Task description
Go through the data below. Pull out every line that has the word "have".

#### Data shown

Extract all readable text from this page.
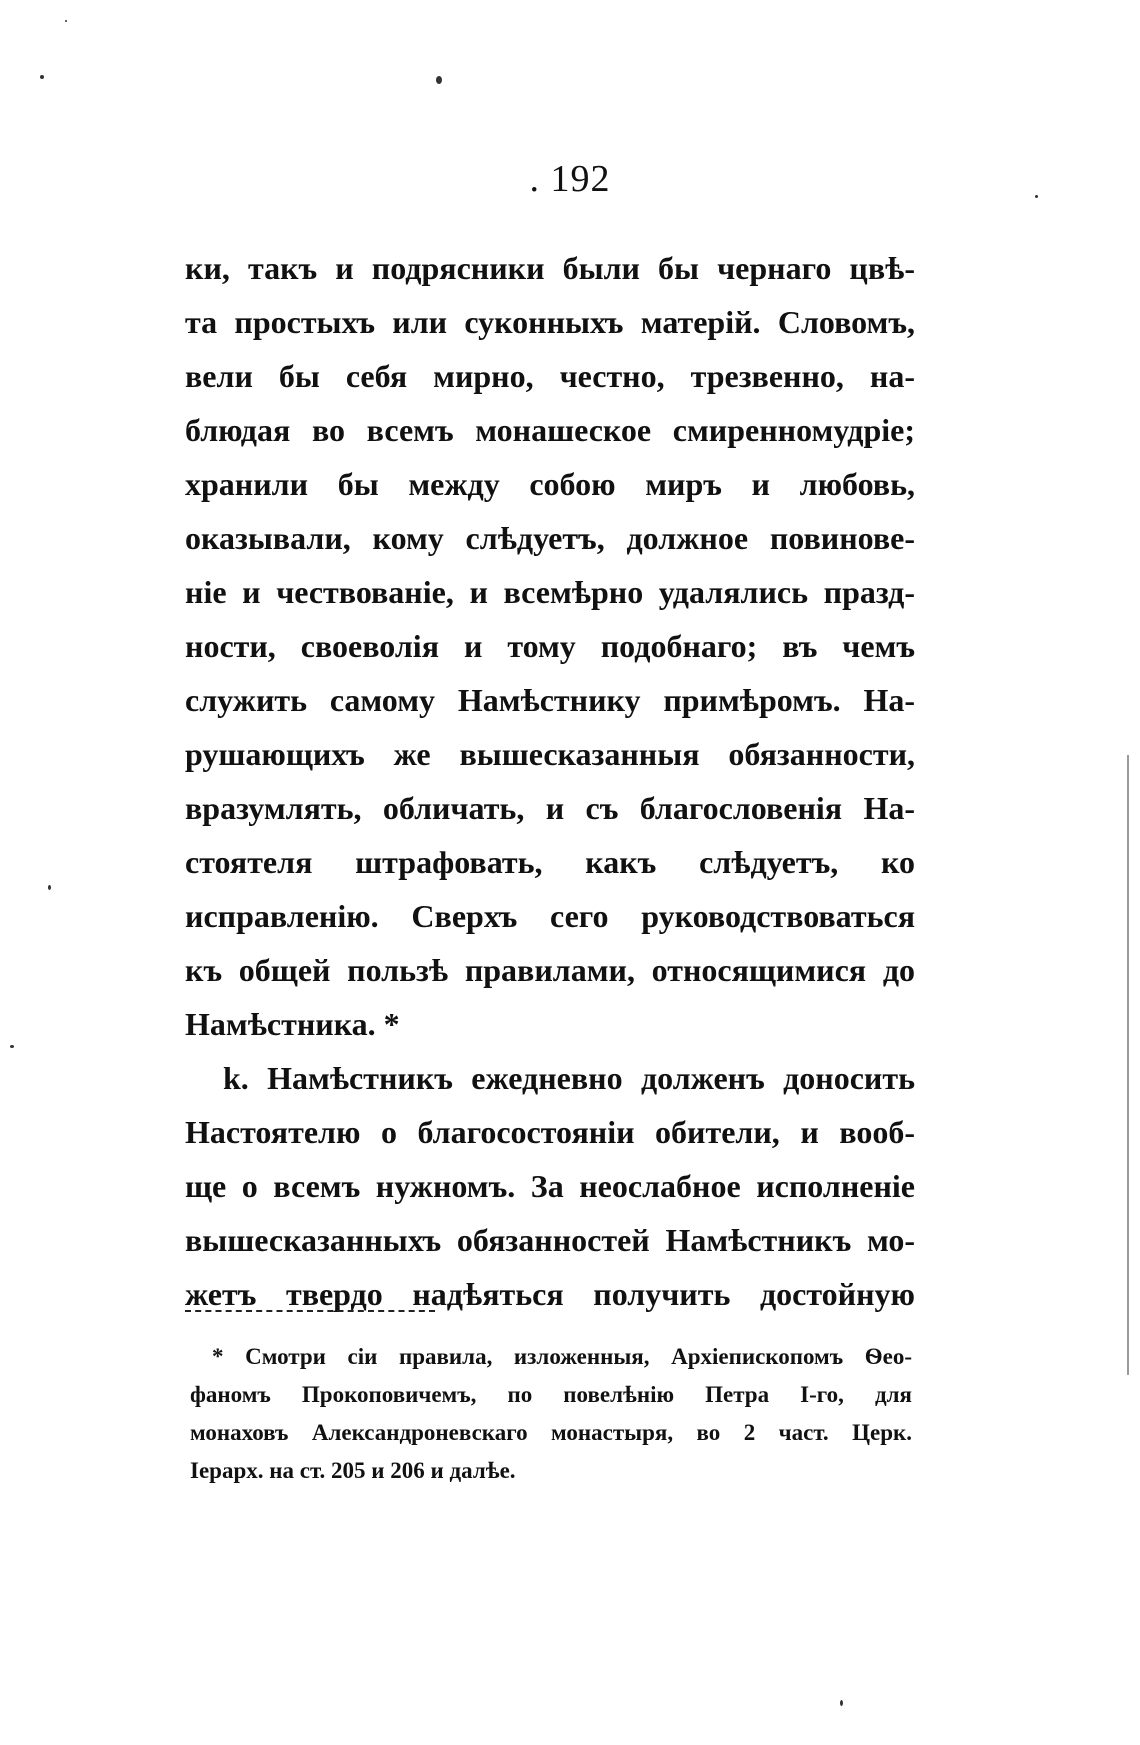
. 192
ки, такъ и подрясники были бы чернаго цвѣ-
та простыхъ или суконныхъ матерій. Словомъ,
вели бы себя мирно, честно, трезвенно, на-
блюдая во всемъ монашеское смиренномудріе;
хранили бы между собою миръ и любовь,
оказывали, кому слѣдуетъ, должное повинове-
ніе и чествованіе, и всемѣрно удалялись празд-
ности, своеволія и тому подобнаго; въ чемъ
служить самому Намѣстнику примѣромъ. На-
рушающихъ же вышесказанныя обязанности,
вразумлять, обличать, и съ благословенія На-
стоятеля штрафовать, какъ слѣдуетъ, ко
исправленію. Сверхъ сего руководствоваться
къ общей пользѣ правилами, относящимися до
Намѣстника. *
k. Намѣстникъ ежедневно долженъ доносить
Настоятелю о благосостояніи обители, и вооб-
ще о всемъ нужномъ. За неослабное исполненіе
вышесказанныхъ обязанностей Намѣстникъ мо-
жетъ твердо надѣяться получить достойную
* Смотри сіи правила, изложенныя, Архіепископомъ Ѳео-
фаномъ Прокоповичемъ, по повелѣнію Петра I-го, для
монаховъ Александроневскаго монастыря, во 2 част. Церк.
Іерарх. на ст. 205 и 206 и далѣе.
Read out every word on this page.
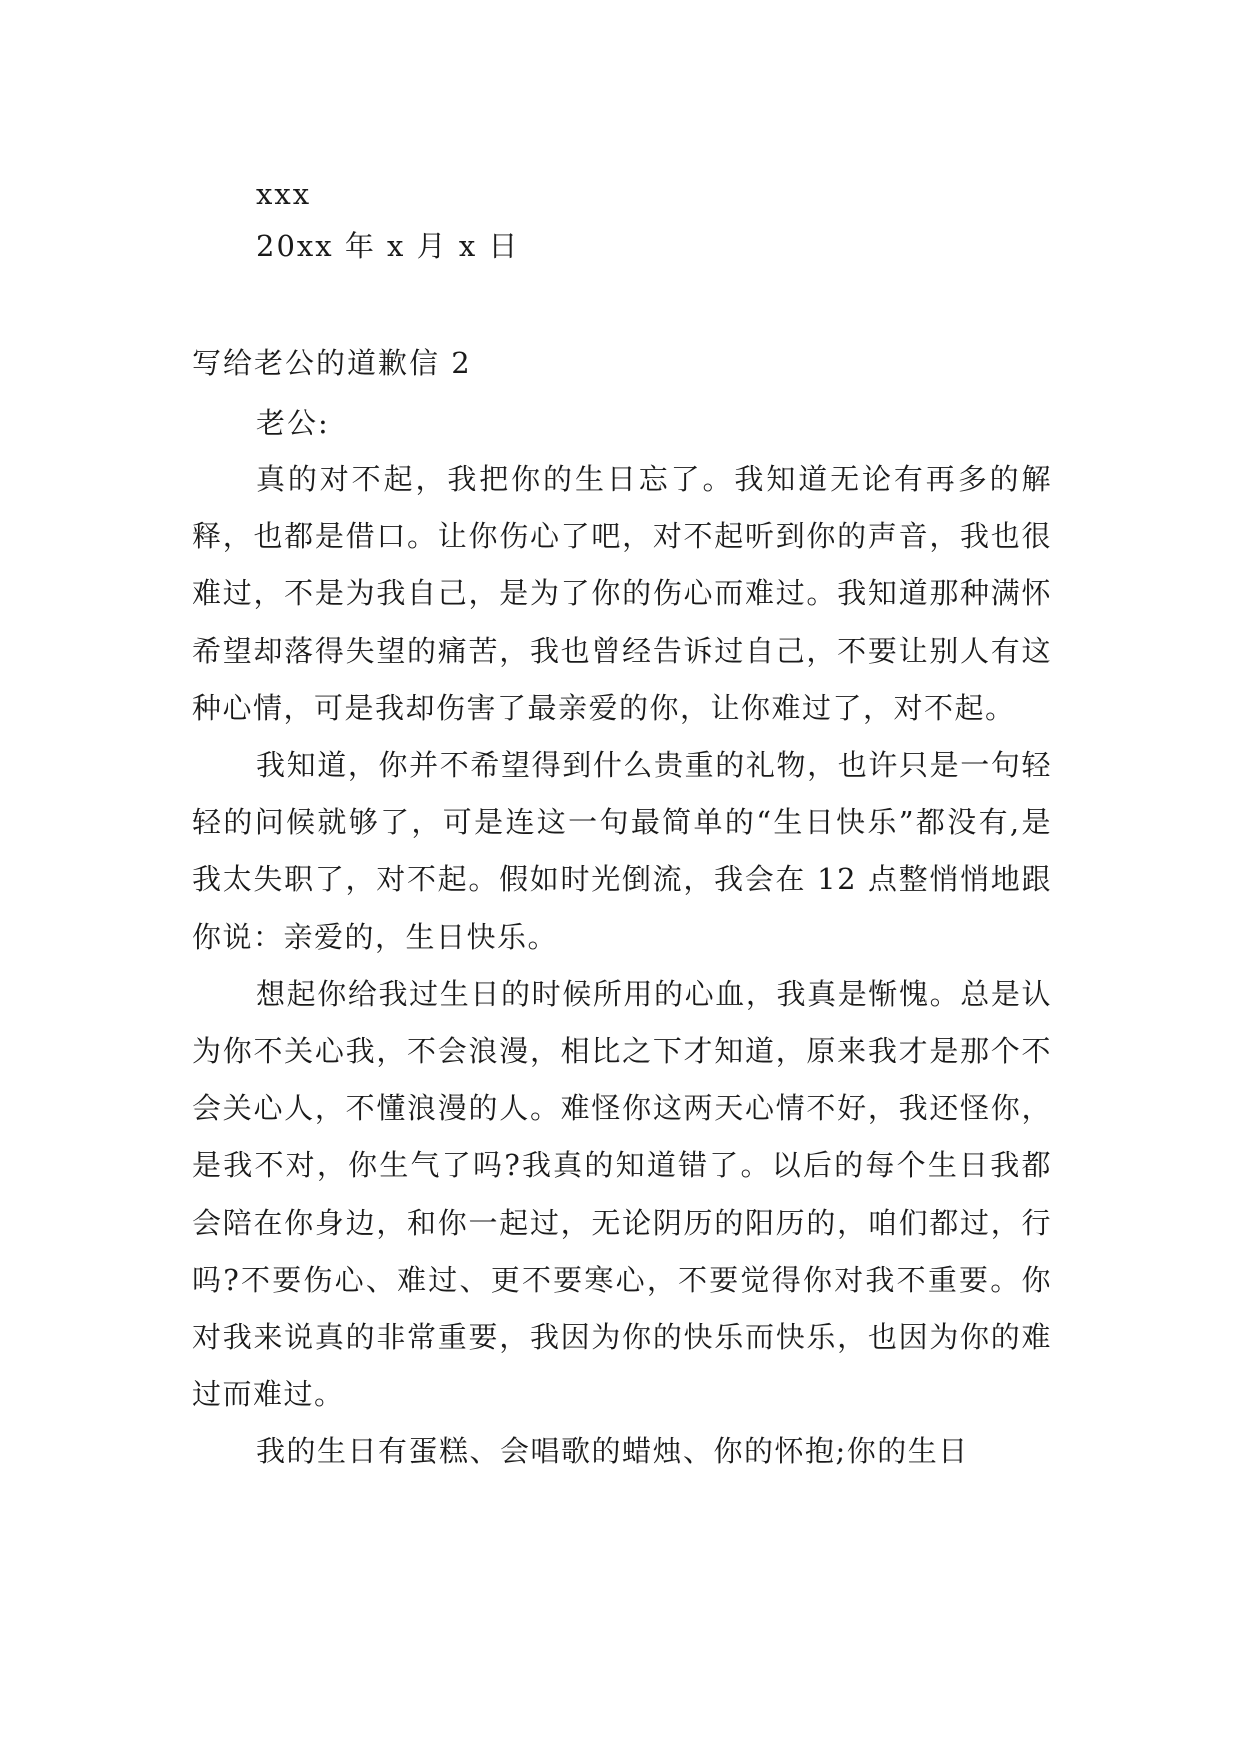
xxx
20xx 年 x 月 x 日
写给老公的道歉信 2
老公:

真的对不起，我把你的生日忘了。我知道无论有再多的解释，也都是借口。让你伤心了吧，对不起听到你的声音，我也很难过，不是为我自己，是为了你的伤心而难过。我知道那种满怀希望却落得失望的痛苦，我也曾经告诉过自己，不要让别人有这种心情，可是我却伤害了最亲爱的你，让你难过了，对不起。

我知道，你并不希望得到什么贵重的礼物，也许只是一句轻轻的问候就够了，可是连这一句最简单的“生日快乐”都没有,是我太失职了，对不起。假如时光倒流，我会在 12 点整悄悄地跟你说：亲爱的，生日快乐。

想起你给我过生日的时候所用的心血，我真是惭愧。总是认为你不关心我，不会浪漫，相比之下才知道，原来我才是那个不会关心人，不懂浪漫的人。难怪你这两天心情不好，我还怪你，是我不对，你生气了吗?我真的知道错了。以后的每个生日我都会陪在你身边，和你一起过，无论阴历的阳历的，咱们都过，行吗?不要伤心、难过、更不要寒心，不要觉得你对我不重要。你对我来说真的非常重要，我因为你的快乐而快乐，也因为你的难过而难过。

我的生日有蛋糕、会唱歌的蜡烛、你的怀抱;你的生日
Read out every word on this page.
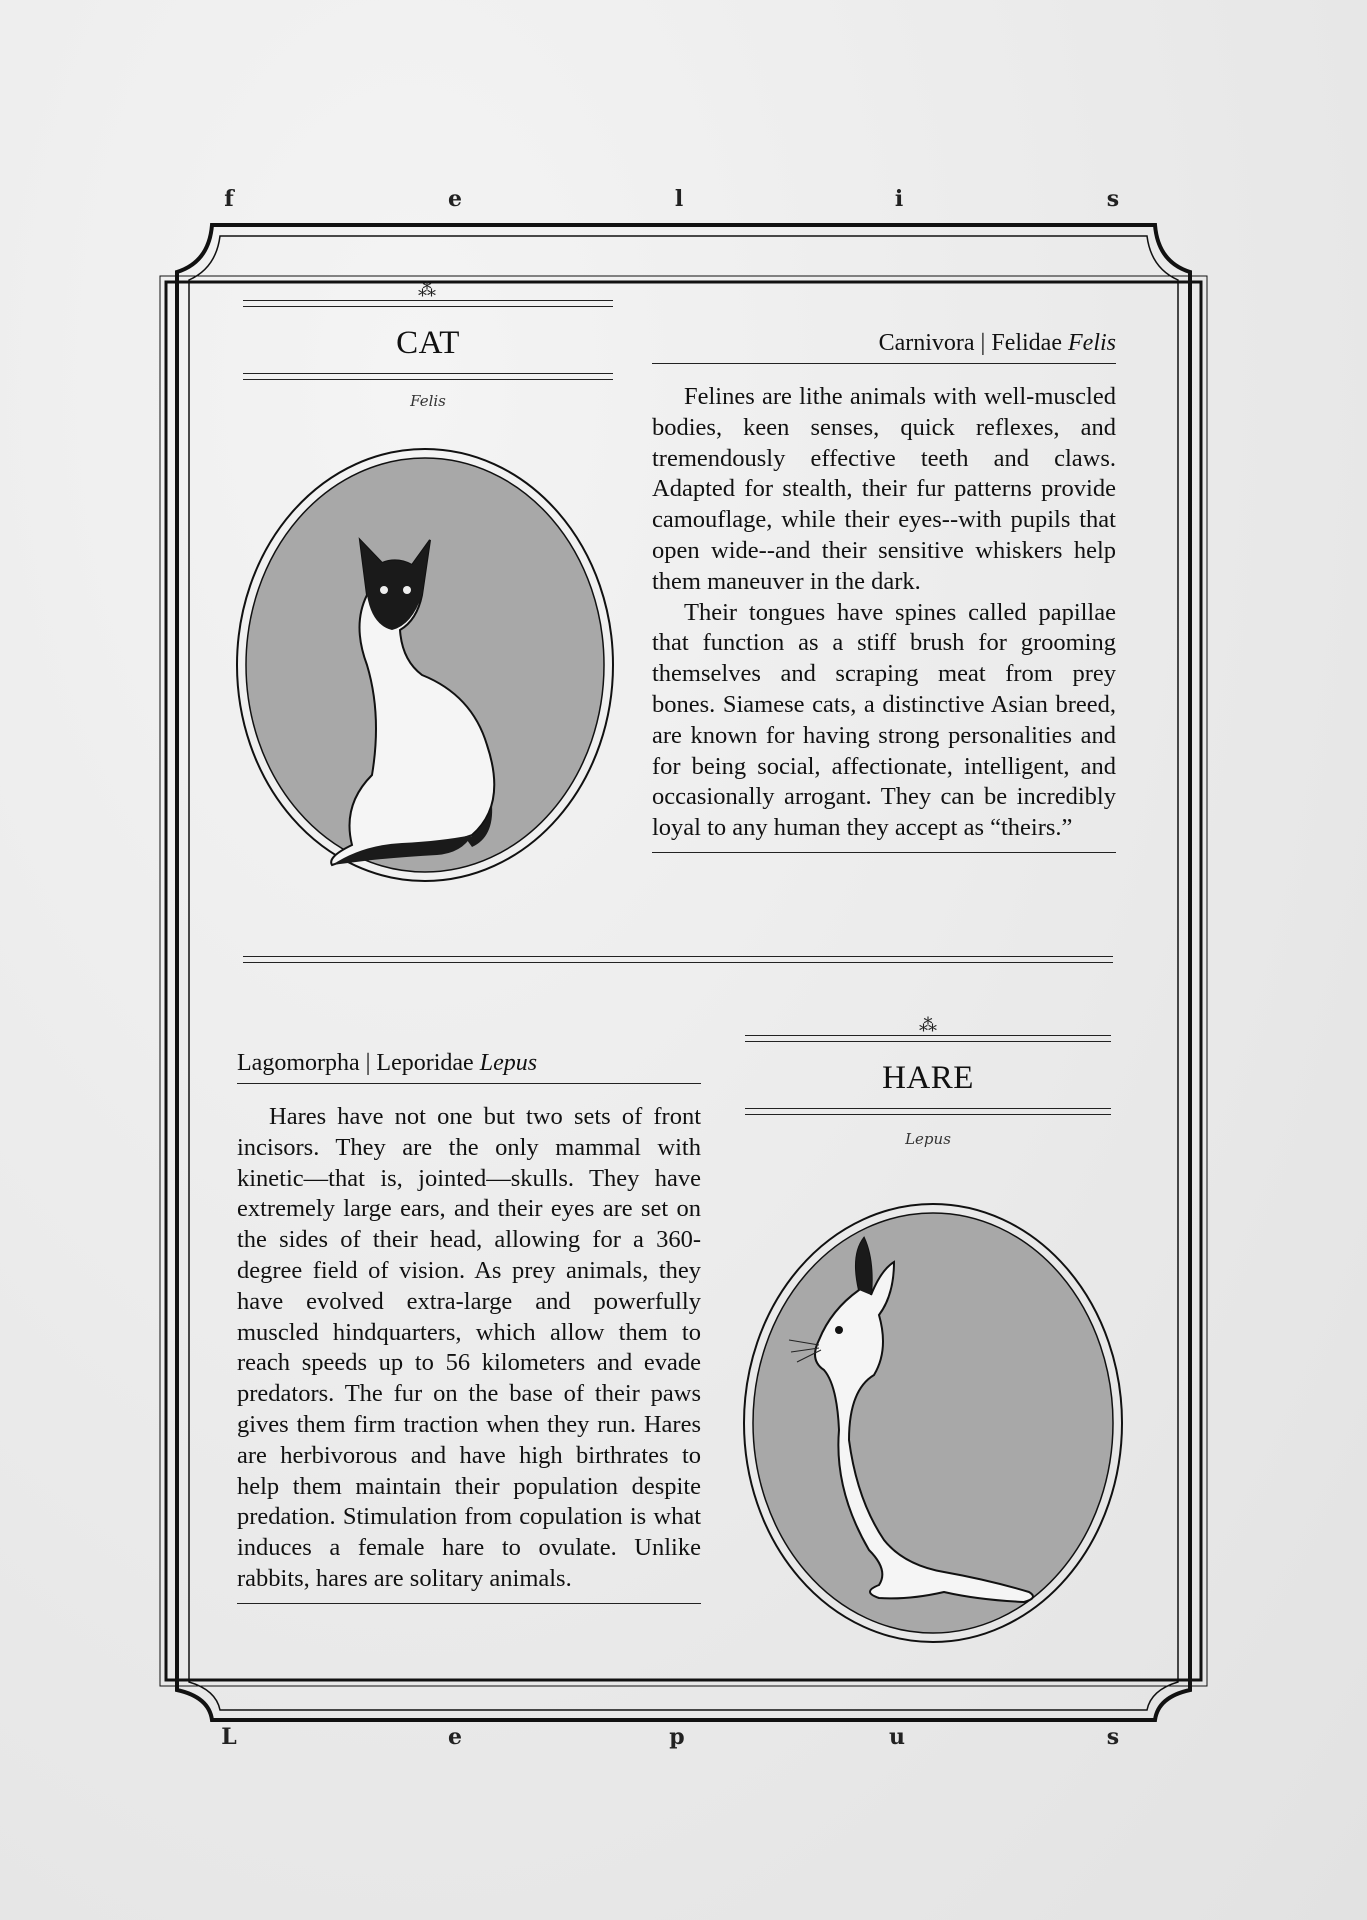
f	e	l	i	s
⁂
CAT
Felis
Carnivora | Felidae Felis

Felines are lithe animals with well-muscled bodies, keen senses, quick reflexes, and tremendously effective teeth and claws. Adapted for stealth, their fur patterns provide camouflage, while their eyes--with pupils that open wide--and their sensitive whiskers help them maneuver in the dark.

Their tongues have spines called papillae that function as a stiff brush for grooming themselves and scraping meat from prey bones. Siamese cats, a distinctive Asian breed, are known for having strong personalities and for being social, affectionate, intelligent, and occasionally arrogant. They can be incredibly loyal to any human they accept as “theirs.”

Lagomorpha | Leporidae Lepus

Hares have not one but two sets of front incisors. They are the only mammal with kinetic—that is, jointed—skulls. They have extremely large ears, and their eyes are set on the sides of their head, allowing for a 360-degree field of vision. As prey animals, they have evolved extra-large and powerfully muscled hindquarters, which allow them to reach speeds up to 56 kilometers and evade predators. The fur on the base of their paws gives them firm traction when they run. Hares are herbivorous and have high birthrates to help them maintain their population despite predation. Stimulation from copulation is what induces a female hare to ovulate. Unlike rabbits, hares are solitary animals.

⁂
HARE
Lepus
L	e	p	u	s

########

Solution for this problem
Their tongues have spines called papillae that function as a stiff brush for grooming themselves and scraping meat from prey bones. Siamese cats, a distinctive Asian breed, are known for having strong personalities and for being social, affectionate, intelligent, and occasionally arrogant. They can be incredibly loyal to any human they accept as “theirs.”
Hares have not one but two sets of front incisors. They are the only mammal with kinetic—that is, jointed—skulls. They have extremely large ears, and their eyes are set on the sides of their head, allowing for a 360-degree field of vision. As prey animals, they have evolved extra-large and powerfully muscled hindquarters, which allow them to reach speeds up to 56 kilometers and evade predators. The fur on the base of their paws gives them firm traction when they run. Hares are herbivorous and have high birthrates to help them maintain their population despite predation. Stimulation from copulation is what induces a female hare to ovulate. Unlike rabbits, hares are solitary animals.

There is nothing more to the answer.